-- start PROVIDED INFORMATION --

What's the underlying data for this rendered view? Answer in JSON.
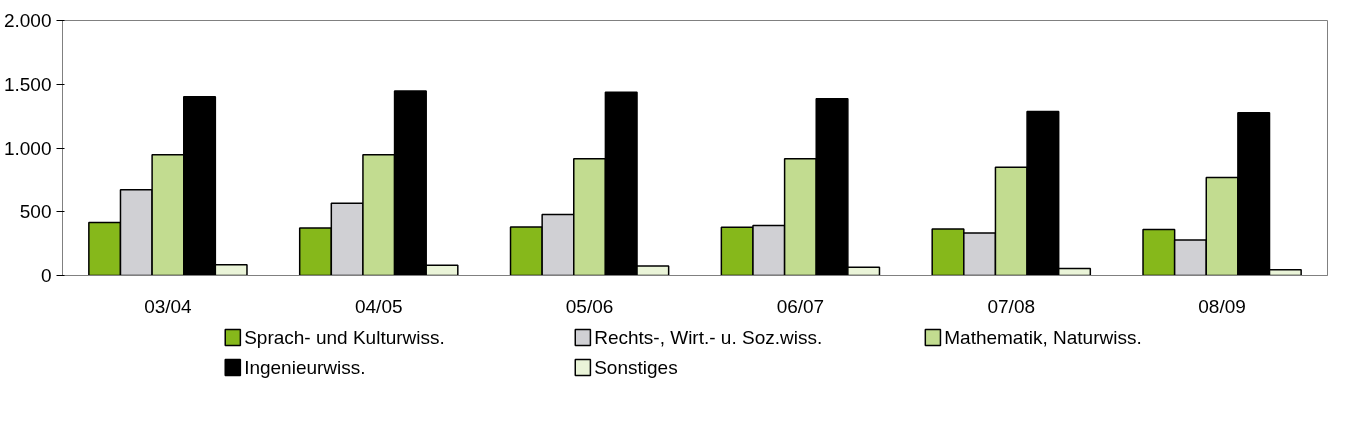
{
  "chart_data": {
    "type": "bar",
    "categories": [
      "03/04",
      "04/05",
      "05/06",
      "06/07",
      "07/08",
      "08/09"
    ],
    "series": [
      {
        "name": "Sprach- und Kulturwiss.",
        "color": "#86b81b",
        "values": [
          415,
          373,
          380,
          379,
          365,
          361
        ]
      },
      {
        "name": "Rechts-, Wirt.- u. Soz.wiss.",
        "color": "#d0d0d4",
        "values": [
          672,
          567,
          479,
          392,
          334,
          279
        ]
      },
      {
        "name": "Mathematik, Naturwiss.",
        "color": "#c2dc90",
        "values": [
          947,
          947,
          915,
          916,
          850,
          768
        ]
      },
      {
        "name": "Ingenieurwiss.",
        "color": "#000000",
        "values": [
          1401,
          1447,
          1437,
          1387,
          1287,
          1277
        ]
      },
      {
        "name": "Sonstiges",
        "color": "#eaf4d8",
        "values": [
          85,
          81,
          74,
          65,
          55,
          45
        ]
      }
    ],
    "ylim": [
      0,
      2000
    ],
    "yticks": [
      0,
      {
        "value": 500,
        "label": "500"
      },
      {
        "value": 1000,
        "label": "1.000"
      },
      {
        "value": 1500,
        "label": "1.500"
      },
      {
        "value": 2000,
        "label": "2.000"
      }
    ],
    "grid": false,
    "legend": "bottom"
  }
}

-- end PROVIDED INFORMATION --

__WHAT THIS TASK INVOLVES__: Copy the listing word for word, excluding its pictures.

__THE ANSWER__:
What's the underlying data for this rendered view? Answer in JSON.
{
  "chart_data": {
    "type": "bar",
    "categories": [
      "03/04",
      "04/05",
      "05/06",
      "06/07",
      "07/08",
      "08/09"
    ],
    "series": [
      {
        "name": "Sprach- und Kulturwiss.",
        "color": "#86b81b",
        "values": [
          415,
          373,
          380,
          379,
          365,
          361
        ]
      },
      {
        "name": "Rechts-, Wirt.- u. Soz.wiss.",
        "color": "#d0d0d4",
        "values": [
          672,
          567,
          479,
          392,
          334,
          279
        ]
      },
      {
        "name": "Mathematik, Naturwiss.",
        "color": "#c2dc90",
        "values": [
          947,
          947,
          915,
          916,
          850,
          768
        ]
      },
      {
        "name": "Ingenieurwiss.",
        "color": "#000000",
        "values": [
          1401,
          1447,
          1437,
          1387,
          1287,
          1277
        ]
      },
      {
        "name": "Sonstiges",
        "color": "#eaf4d8",
        "values": [
          85,
          81,
          74,
          65,
          55,
          45
        ]
      }
    ],
    "ylim": [
      0,
      2000
    ],
    "yticks": [
      0,
      {
        "value": 500,
        "label": "500"
      },
      {
        "value": 1000,
        "label": "1.000"
      },
      {
        "value": 1500,
        "label": "1.500"
      },
      {
        "value": 2000,
        "label": "2.000"
      }
    ],
    "grid": false,
    "legend": "bottom"
  }
}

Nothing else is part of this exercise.